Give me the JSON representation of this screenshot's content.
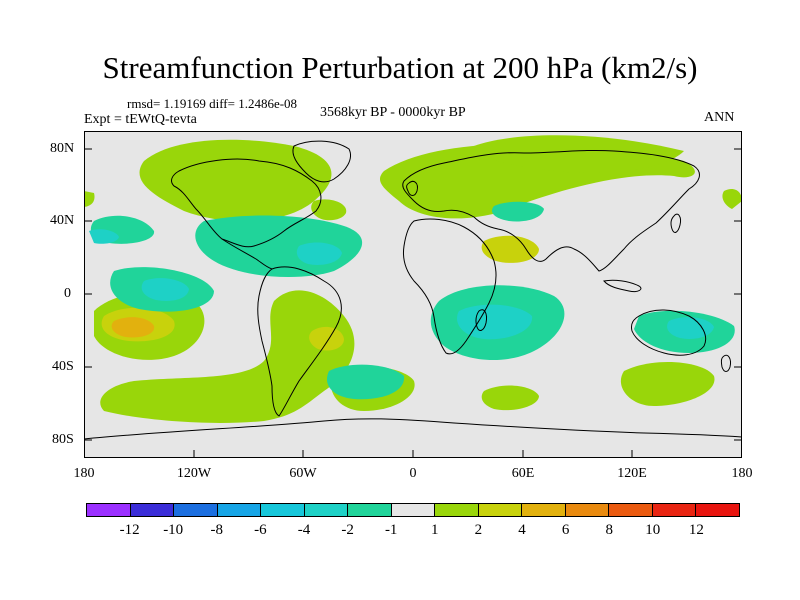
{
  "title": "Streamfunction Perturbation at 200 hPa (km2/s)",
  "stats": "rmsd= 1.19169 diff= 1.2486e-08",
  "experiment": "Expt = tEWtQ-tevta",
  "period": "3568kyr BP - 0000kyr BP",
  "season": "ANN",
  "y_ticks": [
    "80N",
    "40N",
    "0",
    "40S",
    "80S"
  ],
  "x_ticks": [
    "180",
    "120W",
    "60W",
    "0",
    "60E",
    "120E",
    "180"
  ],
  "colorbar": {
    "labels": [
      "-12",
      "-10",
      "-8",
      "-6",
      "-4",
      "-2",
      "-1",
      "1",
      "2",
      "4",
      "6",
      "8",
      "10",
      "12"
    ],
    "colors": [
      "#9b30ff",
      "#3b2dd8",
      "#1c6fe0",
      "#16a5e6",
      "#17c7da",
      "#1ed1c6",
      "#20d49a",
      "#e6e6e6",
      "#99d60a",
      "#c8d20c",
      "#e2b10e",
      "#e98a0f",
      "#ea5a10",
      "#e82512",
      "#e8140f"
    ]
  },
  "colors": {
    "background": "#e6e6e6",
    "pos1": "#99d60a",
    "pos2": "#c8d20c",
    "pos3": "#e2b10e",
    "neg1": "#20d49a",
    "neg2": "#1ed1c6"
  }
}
+---+
## [YOUR GOAL]
Give an exact copy of the material, leaving out every picture.

## [SOLVED PROBLEM]
Give me the JSON representation of this screenshot's content.
{
  "title": "Streamfunction Perturbation at 200 hPa (km2/s)",
  "stats": "rmsd= 1.19169 diff= 1.2486e-08",
  "experiment": "Expt = tEWtQ-tevta",
  "period": "3568kyr BP - 0000kyr BP",
  "season": "ANN",
  "y_ticks": [
    "80N",
    "40N",
    "0",
    "40S",
    "80S"
  ],
  "x_ticks": [
    "180",
    "120W",
    "60W",
    "0",
    "60E",
    "120E",
    "180"
  ],
  "colorbar": {
    "labels": [
      "-12",
      "-10",
      "-8",
      "-6",
      "-4",
      "-2",
      "-1",
      "1",
      "2",
      "4",
      "6",
      "8",
      "10",
      "12"
    ],
    "colors": [
      "#9b30ff",
      "#3b2dd8",
      "#1c6fe0",
      "#16a5e6",
      "#17c7da",
      "#1ed1c6",
      "#20d49a",
      "#e6e6e6",
      "#99d60a",
      "#c8d20c",
      "#e2b10e",
      "#e98a0f",
      "#ea5a10",
      "#e82512",
      "#e8140f"
    ]
  },
  "colors": {
    "background": "#e6e6e6",
    "pos1": "#99d60a",
    "pos2": "#c8d20c",
    "pos3": "#e2b10e",
    "neg1": "#20d49a",
    "neg2": "#1ed1c6"
  }
}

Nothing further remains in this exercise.